**WHAT IS REQUIRED:** Search the data below for the word "value" and copy each line that holds it.
═══ EXERCISE MATERIALS
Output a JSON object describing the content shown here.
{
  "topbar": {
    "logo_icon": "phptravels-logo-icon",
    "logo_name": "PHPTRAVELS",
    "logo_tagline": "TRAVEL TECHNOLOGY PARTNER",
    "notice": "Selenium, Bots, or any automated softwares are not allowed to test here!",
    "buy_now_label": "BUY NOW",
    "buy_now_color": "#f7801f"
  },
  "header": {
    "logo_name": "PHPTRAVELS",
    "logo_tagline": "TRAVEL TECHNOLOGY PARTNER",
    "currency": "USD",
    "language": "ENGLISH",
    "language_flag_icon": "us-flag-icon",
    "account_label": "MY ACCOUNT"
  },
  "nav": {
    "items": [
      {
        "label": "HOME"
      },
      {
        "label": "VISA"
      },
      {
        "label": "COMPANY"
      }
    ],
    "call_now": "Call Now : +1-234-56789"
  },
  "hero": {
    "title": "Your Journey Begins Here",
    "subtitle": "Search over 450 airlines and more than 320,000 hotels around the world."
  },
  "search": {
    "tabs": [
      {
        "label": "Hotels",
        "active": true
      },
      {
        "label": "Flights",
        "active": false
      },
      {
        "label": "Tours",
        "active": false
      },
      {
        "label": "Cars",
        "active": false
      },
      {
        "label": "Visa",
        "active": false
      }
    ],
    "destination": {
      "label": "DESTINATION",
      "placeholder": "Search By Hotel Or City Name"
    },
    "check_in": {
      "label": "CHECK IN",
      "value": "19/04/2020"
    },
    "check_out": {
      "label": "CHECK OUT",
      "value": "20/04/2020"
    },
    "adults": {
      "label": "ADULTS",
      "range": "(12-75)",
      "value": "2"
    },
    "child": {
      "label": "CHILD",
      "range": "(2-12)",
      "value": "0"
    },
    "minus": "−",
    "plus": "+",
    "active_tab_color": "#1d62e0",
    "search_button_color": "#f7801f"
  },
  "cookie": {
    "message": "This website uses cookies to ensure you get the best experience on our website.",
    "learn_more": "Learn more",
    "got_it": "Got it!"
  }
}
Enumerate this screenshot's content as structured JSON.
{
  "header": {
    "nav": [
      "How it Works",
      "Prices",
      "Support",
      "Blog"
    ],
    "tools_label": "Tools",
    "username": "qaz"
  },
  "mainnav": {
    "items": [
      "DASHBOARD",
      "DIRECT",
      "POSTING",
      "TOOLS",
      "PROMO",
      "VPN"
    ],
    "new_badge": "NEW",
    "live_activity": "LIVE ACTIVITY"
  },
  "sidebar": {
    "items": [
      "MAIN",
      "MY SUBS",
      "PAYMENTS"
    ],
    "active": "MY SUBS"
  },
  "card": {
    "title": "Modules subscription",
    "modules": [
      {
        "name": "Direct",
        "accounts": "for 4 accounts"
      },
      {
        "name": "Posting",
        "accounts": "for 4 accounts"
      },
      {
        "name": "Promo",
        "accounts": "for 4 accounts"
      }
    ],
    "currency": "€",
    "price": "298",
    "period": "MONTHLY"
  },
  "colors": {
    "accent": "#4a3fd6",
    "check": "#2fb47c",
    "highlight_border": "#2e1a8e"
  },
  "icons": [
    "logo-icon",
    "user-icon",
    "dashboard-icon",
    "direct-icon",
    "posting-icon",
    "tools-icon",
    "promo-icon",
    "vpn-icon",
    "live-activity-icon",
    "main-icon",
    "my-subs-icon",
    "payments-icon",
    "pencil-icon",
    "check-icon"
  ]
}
══════
**ANSWER:**
      "value": "19/04/2020"
      "value": "20/04/2020"
      "value": "2"
      "value": "0"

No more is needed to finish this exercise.